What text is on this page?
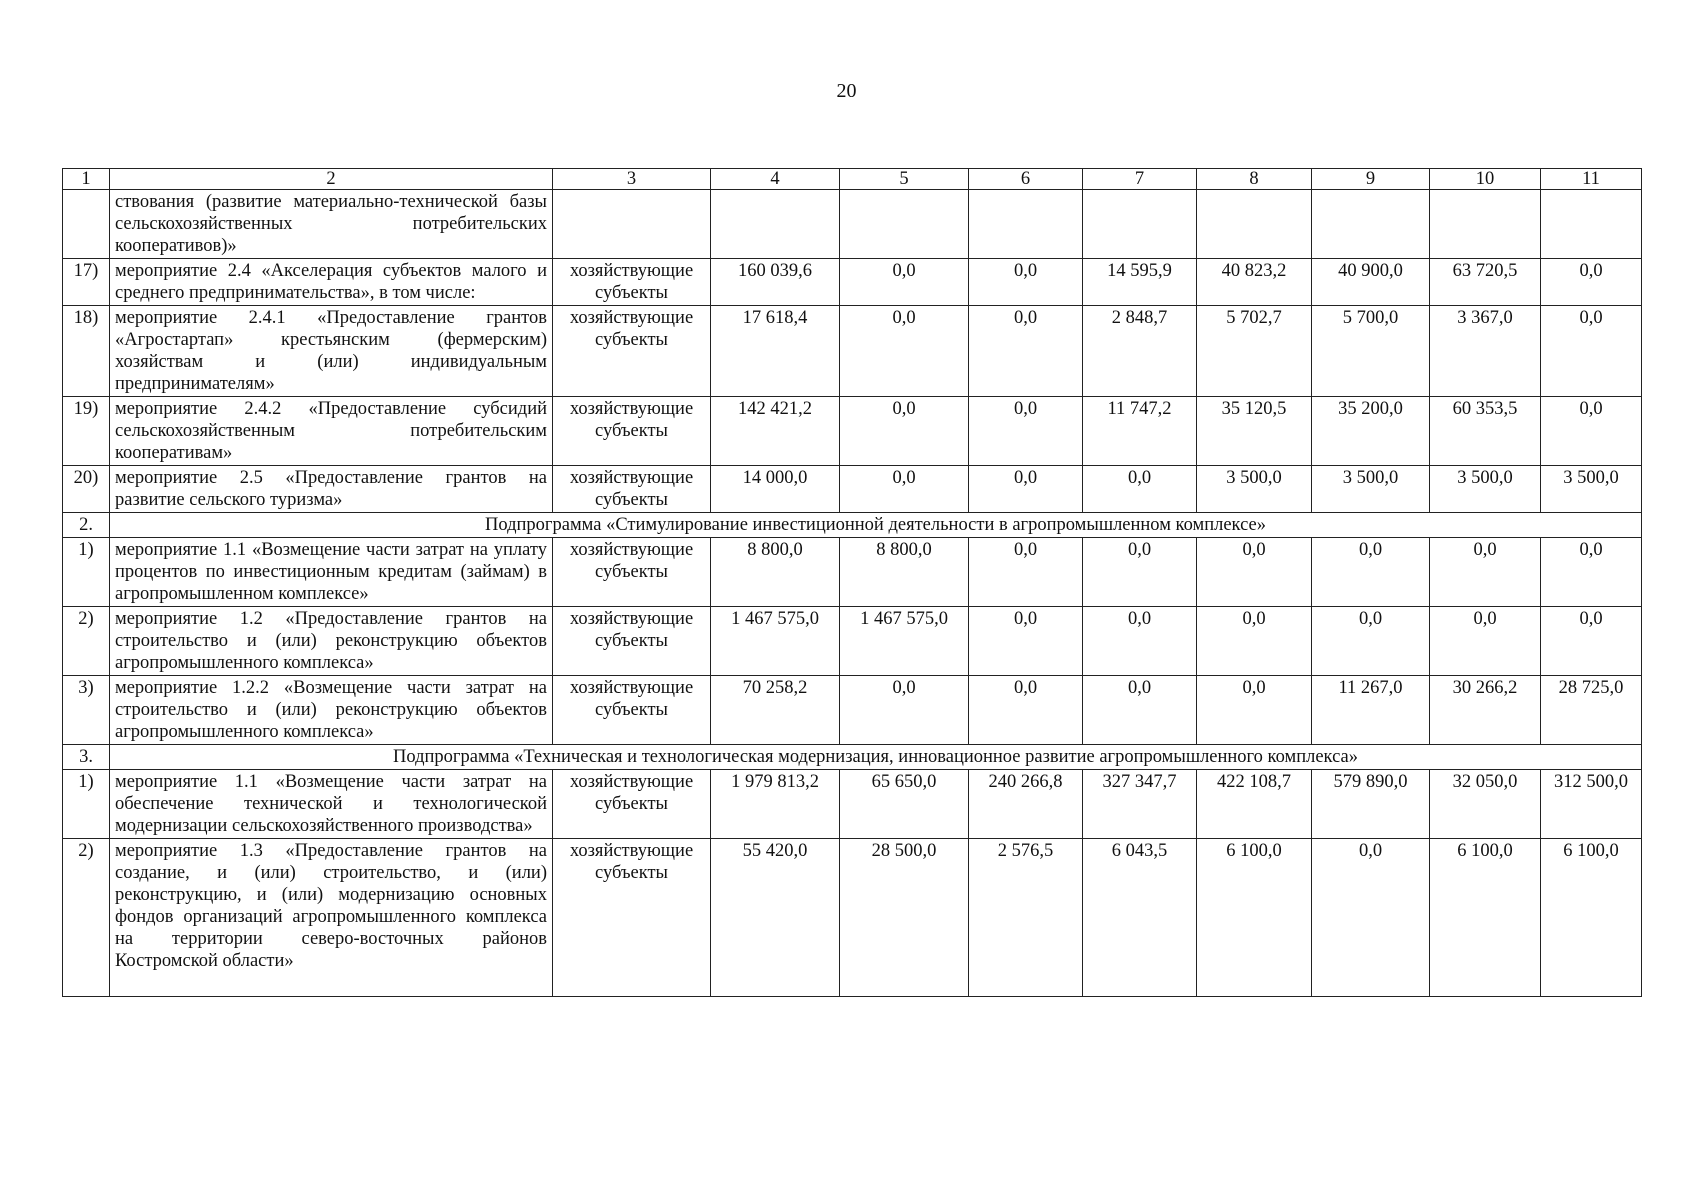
20
1	2	3	4	5	6	7	8	9	10	11
	ствования (развитие материально-технической базы сельскохозяйственных потребительских кооперативов)»									
17)	мероприятие 2.4 «Акселерация субъектов малого и среднего предпринимательства», в том числе:	хозяйствующие субъекты	160 039,6	0,0	0,0	14 595,9	40 823,2	40 900,0	63 720,5	0,0
18)	мероприятие 2.4.1 «Предоставление грантов «Агростартап» крестьянским (фермерским) хозяйствам и (или) индивидуальным предпринимателям»	хозяйствующие субъекты	17 618,4	0,0	0,0	2 848,7	5 702,7	5 700,0	3 367,0	0,0
19)	мероприятие 2.4.2 «Предоставление субсидий сельскохозяйственным потребительским кооперативам»	хозяйствующие субъекты	142 421,2	0,0	0,0	11 747,2	35 120,5	35 200,0	60 353,5	0,0
20)	мероприятие 2.5 «Предоставление грантов на развитие сельского туризма»	хозяйствующие субъекты	14 000,0	0,0	0,0	0,0	3 500,0	3 500,0	3 500,0	3 500,0
2.	Подпрограмма «Стимулирование инвестиционной деятельности в агропромышленном комплексе»									
1)	мероприятие 1.1 «Возмещение части затрат на уплату процентов по инвестиционным кредитам (займам) в агропромышленном комплексе»	хозяйствующие субъекты	8 800,0	8 800,0	0,0	0,0	0,0	0,0	0,0	0,0
2)	мероприятие 1.2 «Предоставление грантов на строительство и (или) реконструкцию объектов агропромышленного комплекса»	хозяйствующие субъекты	1 467 575,0	1 467 575,0	0,0	0,0	0,0	0,0	0,0	0,0
3)	мероприятие 1.2.2 «Возмещение части затрат на строительство и (или) реконструкцию объектов агропромышленного комплекса»	хозяйствующие субъекты	70 258,2	0,0	0,0	0,0	0,0	11 267,0	30 266,2	28 725,0
3.	Подпрограмма «Техническая и технологическая модернизация, инновационное развитие агропромышленного комплекса»									
1)	мероприятие 1.1 «Возмещение части затрат на обеспечение технической и технологической модернизации сельскохозяйственного производства»	хозяйствующие субъекты	1 979 813,2	65 650,0	240 266,8	327 347,7	422 108,7	579 890,0	32 050,0	312 500,0
2)	мероприятие 1.3 «Предоставление грантов на создание, и (или) строительство, и (или) реконструкцию, и (или) модернизацию основных фондов организаций агропромышленного комплекса на территории северо-восточных районов Костромской области»	хозяйствующие субъекты	55 420,0	28 500,0	2 576,5	6 043,5	6 100,0	0,0	6 100,0	6 100,0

● ● ●

= TO BE DONE =
Output every entry word for word, but omit the pictures.

= RESULT FOR THIS TASK =
What text is on this page?
20
1	2	3	4	5	6	7	8	9	10	11
	ствования (развитие материально-технической базы сельскохозяйственных потребительских кооперативов)»									
17)	мероприятие 2.4 «Акселерация субъектов малого и среднего предпринимательства», в том числе:	хозяйствующие субъекты	160 039,6	0,0	0,0	14 595,9	40 823,2	40 900,0	63 720,5	0,0
18)	мероприятие 2.4.1 «Предоставление грантов «Агростартап» крестьянским (фермерским) хозяйствам и (или) индивидуальным предпринимателям»	хозяйствующие субъекты	17 618,4	0,0	0,0	2 848,7	5 702,7	5 700,0	3 367,0	0,0
19)	мероприятие 2.4.2 «Предоставление субсидий сельскохозяйственным потребительским кооперативам»	хозяйствующие субъекты	142 421,2	0,0	0,0	11 747,2	35 120,5	35 200,0	60 353,5	0,0
20)	мероприятие 2.5 «Предоставление грантов на развитие сельского туризма»	хозяйствующие субъекты	14 000,0	0,0	0,0	0,0	3 500,0	3 500,0	3 500,0	3 500,0
2.	Подпрограмма «Стимулирование инвестиционной деятельности в агропромышленном комплексе»									
1)	мероприятие 1.1 «Возмещение части затрат на уплату процентов по инвестиционным кредитам (займам) в агропромышленном комплексе»	хозяйствующие субъекты	8 800,0	8 800,0	0,0	0,0	0,0	0,0	0,0	0,0
2)	мероприятие 1.2 «Предоставление грантов на строительство и (или) реконструкцию объектов агропромышленного комплекса»	хозяйствующие субъекты	1 467 575,0	1 467 575,0	0,0	0,0	0,0	0,0	0,0	0,0
3)	мероприятие 1.2.2 «Возмещение части затрат на строительство и (или) реконструкцию объектов агропромышленного комплекса»	хозяйствующие субъекты	70 258,2	0,0	0,0	0,0	0,0	11 267,0	30 266,2	28 725,0
3.	Подпрограмма «Техническая и технологическая модернизация, инновационное развитие агропромышленного комплекса»									
1)	мероприятие 1.1 «Возмещение части затрат на обеспечение технической и технологической модернизации сельскохозяйственного производства»	хозяйствующие субъекты	1 979 813,2	65 650,0	240 266,8	327 347,7	422 108,7	579 890,0	32 050,0	312 500,0
2)	мероприятие 1.3 «Предоставление грантов на создание, и (или) строительство, и (или) реконструкцию, и (или) модернизацию основных фондов организаций агропромышленного комплекса на территории северо-восточных районов Костромской области»	хозяйствующие субъекты	55 420,0	28 500,0	2 576,5	6 043,5	6 100,0	0,0	6 100,0	6 100,0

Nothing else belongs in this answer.